Requirements:
Answer these questions from the LSAT flaw explanation below.
(a) Which chapter of the 2016 edition of the Logical Reasoning Bible covers Flaw in the Reasoning?
(b) Which lesson of the Full Length Course covers numbers and percentages in more detail?
(c) What do we try to do with the flaw in strengthen questions?

Supplied passage:
Understanding the classic types of flaws on the LSAT is key to answering not only these questions, but also weaken questions (where we take advantage of the flaw), strengthen questions (where we try to help fix the flaw), assumption questions (where we identify something important that the author left out, which can be a flaw on their part), Justify the Conclusion questions (where we eliminate the flaw), and many others.

If you happen to have the Logical Reasoning Bible, check out the chapter on Flaw in the Reasoning (Chapter 15 in my 2016 Edition) to get familiar with the many ways that things go wrong in these arguments. You need to know not only how to spot the flaw, but also how the LSAT authors describe them, as that can vary considerably from one type to another. In our full length course materials, you would want to review Lesson 7. In the Accelerated Course, you'll find that discussion about two-thirds of the way into the lesson material (page 117 in my copy). If you don't have any of those, you'll need to find some online resources, including many discussions in this forum, to get a better understanding of those many, many types of flaws.

The flaw in this particular question is one of numbers and percentages (which we cover in more detail in Lesson 9 in the Full Length Course). The author has given us evidence about there being more shark attacks in the day (a numbers claim), and then concludes that swimming in the daytime is not safer than swimming at night (a percentages claim, because it is about the likelihood of being attacked by a shark, and likelihood or probability is about percentages rather than hard numbers). Numbers about subtotals cannot be used to prove percentages unless we also know more about the totals. How many people swam at night, and how many during the day? What percentage of day swimmers vs night swimmers were attacked? That's what we need to know to weigh the relative safety, not just how many were attacked.

Item position entries:

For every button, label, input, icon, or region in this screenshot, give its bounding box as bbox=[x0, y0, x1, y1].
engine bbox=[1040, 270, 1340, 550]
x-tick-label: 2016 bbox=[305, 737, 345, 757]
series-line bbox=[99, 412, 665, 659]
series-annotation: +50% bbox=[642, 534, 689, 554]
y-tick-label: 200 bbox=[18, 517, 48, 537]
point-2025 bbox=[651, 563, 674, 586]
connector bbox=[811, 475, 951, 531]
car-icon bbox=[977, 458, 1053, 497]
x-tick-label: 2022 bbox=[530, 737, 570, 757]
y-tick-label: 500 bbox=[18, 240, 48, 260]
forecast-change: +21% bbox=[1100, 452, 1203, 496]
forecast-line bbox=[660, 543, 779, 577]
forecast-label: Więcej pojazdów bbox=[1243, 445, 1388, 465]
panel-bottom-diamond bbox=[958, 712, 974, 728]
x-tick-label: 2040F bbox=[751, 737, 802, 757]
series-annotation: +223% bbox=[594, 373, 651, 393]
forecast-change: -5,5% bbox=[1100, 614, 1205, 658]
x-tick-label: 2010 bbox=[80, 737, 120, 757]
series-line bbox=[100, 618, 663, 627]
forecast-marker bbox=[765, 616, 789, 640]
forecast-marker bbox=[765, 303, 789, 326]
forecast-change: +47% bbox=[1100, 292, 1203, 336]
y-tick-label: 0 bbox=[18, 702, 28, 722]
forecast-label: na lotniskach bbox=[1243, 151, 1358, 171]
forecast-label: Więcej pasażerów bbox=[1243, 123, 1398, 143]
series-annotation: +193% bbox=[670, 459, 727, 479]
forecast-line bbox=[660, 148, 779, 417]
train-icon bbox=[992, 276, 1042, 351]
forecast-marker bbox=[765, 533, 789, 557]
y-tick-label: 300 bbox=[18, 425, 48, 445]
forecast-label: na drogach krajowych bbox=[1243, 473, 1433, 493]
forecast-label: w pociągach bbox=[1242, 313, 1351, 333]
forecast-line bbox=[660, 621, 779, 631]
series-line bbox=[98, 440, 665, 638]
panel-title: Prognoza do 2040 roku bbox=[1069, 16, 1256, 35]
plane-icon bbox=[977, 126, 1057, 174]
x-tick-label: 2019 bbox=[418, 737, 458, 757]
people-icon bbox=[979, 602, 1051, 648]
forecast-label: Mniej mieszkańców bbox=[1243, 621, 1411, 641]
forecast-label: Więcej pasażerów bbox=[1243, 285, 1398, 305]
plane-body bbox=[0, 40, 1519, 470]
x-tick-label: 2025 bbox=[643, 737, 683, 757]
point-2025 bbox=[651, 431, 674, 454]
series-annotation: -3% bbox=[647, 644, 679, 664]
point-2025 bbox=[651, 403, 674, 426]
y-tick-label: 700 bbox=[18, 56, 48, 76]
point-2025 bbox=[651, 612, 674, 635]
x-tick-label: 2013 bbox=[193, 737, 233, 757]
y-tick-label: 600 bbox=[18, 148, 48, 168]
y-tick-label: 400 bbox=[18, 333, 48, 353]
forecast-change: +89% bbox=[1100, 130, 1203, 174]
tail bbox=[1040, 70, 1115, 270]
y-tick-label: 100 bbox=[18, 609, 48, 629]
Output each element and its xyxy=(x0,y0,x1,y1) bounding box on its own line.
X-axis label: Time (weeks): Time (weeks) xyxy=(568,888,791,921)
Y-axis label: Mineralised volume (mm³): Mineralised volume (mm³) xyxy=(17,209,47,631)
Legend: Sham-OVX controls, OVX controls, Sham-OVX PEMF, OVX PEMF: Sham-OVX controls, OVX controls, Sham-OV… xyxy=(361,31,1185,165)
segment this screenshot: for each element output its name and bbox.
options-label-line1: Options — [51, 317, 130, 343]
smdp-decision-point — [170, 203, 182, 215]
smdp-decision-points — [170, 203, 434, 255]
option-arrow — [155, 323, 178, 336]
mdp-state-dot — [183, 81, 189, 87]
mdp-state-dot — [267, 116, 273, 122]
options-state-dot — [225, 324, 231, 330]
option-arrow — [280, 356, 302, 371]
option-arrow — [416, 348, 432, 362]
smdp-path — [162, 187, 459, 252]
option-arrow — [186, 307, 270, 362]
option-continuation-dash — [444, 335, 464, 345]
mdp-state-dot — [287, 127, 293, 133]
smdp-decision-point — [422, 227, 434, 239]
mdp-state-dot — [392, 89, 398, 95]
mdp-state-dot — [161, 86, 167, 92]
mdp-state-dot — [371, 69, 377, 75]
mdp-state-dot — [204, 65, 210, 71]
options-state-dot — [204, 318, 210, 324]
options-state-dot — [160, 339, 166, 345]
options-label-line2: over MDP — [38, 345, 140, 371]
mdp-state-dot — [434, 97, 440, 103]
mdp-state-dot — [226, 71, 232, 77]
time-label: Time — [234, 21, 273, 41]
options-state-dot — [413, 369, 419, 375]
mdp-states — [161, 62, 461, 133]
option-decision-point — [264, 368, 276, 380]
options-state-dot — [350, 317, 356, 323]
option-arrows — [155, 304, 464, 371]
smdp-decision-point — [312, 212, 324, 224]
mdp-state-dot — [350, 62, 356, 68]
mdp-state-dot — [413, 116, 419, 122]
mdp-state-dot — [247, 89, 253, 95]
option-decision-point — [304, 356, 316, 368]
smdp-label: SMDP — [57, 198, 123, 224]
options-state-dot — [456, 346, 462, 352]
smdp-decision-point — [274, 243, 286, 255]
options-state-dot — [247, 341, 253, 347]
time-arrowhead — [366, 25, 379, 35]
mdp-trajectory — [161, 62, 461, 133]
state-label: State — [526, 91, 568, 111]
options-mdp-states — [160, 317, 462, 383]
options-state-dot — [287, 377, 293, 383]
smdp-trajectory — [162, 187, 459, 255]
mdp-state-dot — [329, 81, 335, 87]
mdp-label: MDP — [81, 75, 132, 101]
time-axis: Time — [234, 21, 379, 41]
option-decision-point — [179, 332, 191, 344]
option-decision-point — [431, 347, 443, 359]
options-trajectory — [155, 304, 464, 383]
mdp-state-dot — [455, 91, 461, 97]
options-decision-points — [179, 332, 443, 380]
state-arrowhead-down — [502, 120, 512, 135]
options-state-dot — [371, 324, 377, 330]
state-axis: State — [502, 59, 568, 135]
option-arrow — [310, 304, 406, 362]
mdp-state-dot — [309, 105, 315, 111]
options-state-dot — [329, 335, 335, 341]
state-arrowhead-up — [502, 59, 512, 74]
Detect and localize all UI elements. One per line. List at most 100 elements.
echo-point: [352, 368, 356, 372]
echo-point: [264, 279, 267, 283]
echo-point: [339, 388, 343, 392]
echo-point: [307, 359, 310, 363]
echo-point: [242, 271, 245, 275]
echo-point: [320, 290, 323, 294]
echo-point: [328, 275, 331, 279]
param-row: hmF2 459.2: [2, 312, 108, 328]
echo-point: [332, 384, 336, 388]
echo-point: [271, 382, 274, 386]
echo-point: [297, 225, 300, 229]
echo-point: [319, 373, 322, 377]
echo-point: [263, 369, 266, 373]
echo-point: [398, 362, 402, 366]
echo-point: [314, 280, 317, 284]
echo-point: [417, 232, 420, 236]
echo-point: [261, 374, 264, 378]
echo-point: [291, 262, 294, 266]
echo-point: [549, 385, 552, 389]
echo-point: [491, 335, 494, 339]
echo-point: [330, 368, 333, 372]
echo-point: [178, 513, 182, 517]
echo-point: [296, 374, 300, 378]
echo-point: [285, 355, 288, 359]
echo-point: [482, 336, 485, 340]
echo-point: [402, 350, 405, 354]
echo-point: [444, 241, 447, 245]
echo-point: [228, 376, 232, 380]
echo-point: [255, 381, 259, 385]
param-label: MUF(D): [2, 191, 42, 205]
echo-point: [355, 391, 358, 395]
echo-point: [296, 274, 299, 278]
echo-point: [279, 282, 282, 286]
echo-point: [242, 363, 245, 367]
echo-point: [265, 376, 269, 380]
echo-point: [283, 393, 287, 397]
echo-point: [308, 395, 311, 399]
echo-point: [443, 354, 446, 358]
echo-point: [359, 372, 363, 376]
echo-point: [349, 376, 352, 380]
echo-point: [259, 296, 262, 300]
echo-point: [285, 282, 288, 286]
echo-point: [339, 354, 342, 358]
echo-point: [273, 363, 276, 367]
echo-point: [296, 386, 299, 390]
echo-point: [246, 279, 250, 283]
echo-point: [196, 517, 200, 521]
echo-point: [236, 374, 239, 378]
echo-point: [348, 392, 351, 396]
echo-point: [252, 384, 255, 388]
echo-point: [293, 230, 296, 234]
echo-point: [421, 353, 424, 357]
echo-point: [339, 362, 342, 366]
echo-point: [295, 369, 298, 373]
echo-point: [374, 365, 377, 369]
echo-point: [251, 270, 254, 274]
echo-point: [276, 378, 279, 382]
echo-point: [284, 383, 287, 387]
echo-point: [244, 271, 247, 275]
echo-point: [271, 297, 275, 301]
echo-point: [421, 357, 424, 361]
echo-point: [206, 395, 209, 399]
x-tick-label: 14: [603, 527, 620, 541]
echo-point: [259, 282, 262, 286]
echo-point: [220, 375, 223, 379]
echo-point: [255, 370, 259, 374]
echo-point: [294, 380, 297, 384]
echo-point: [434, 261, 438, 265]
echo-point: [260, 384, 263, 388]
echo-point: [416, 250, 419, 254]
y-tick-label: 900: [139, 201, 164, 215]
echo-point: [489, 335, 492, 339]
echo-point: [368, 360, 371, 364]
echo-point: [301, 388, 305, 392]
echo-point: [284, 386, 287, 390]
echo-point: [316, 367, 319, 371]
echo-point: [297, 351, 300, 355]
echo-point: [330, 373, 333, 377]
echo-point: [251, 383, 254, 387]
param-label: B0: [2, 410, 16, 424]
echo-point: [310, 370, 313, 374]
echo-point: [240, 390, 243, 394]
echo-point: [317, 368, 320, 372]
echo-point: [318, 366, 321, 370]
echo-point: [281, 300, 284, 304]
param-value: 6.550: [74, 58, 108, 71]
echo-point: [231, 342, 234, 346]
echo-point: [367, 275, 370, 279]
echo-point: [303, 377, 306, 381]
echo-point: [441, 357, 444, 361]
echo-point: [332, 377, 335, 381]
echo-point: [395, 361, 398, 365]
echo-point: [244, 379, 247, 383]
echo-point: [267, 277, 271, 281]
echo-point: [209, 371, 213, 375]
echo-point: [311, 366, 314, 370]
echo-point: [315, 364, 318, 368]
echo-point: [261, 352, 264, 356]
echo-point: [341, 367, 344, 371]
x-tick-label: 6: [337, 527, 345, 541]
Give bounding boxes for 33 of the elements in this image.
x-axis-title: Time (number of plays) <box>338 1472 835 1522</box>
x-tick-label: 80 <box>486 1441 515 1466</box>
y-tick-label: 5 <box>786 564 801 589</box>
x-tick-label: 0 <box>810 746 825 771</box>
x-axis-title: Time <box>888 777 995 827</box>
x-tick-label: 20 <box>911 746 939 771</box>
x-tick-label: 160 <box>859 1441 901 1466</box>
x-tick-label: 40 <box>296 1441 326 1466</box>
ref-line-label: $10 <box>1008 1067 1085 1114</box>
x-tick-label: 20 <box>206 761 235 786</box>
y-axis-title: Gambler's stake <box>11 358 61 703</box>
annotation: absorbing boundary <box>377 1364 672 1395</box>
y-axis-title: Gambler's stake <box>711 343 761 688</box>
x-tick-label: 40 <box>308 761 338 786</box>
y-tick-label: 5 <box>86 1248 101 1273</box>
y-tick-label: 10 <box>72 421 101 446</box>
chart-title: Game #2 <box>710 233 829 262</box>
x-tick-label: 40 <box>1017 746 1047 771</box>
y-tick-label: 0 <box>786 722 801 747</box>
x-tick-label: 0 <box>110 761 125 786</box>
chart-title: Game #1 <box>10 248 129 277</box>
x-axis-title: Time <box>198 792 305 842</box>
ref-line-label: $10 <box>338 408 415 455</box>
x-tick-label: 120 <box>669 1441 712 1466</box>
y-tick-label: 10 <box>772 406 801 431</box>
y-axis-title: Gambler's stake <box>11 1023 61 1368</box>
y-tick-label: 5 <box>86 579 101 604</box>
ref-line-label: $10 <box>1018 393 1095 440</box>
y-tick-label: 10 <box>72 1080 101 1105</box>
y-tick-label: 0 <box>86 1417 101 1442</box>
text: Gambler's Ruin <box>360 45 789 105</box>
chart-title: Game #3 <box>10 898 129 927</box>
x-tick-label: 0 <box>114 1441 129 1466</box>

Response:
(a) Chapter 15
(b) Lesson 9
(c) We try to help fix the flaw.